Requirement - Pictures do not belong in the copy; quote every entry below exactly.

Data rows -
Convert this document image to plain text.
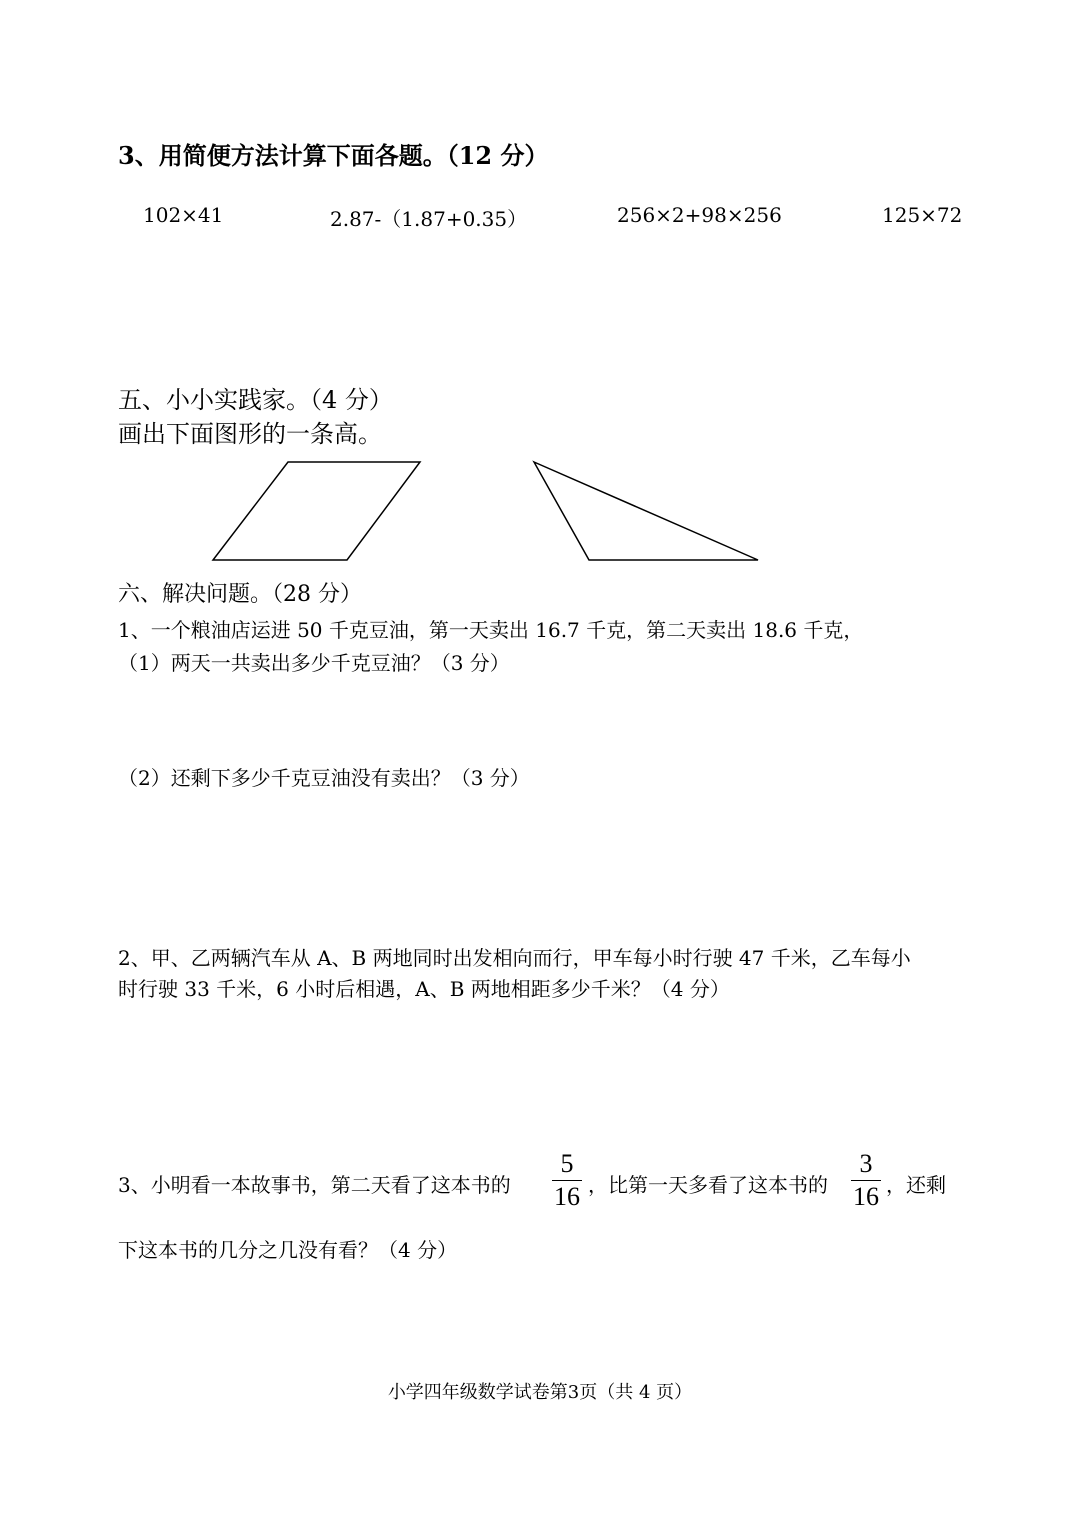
3、用简便方法计算下面各题。（12 分）
102×41	2.87-（1.87+0.35）	256×2+98×256	125×72
五、小小实践家。（4 分）
画出下面图形的一条高。
六、解决问题。（28 分）
1、一个粮油店运进 50 千克豆油，第一天卖出 16.7 千克，第二天卖出 18.6 千克，
（1）两天一共卖出多少千克豆油？（3 分）
（2）还剩下多少千克豆油没有卖出？（3 分）
2、甲、乙两辆汽车从 A、B 两地同时出发相向而行，甲车每小时行驶 47 千米，乙车每小
时行驶 33 千米，6 小时后相遇，A、B 两地相距多少千米？（4 分）
3、小明看一本故事书，第二天看了这本书的
5
16 ，比第一天多看了这本书的
3
16 ，还剩
下这本书的几分之几没有看？（4 分）
小学四年级数学试卷第3页（共 4 页）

Exercise solution -
Convert this document image to plain text.
3、用简便方法计算下面各题。（12 分）
102×41	2.87-（1.87+0.35）	256×2+98×256	125×72
五、小小实践家。（4 分）
画出下面图形的一条高。
六、解决问题。（28 分）
1、一个粮油店运进 50 千克豆油，第一天卖出 16.7 千克，第二天卖出 18.6 千克，
（1）两天一共卖出多少千克豆油？（3 分）
（2）还剩下多少千克豆油没有卖出？（3 分）
2、甲、乙两辆汽车从 A、B 两地同时出发相向而行，甲车每小时行驶 47 千米，乙车每小
时行驶 33 千米，6 小时后相遇，A、B 两地相距多少千米？（4 分）
3、小明看一本故事书，第二天看了这本书的
5
16 ，比第一天多看了这本书的
3
16 ，还剩
下这本书的几分之几没有看？（4 分）
小学四年级数学试卷第3页（共 4 页）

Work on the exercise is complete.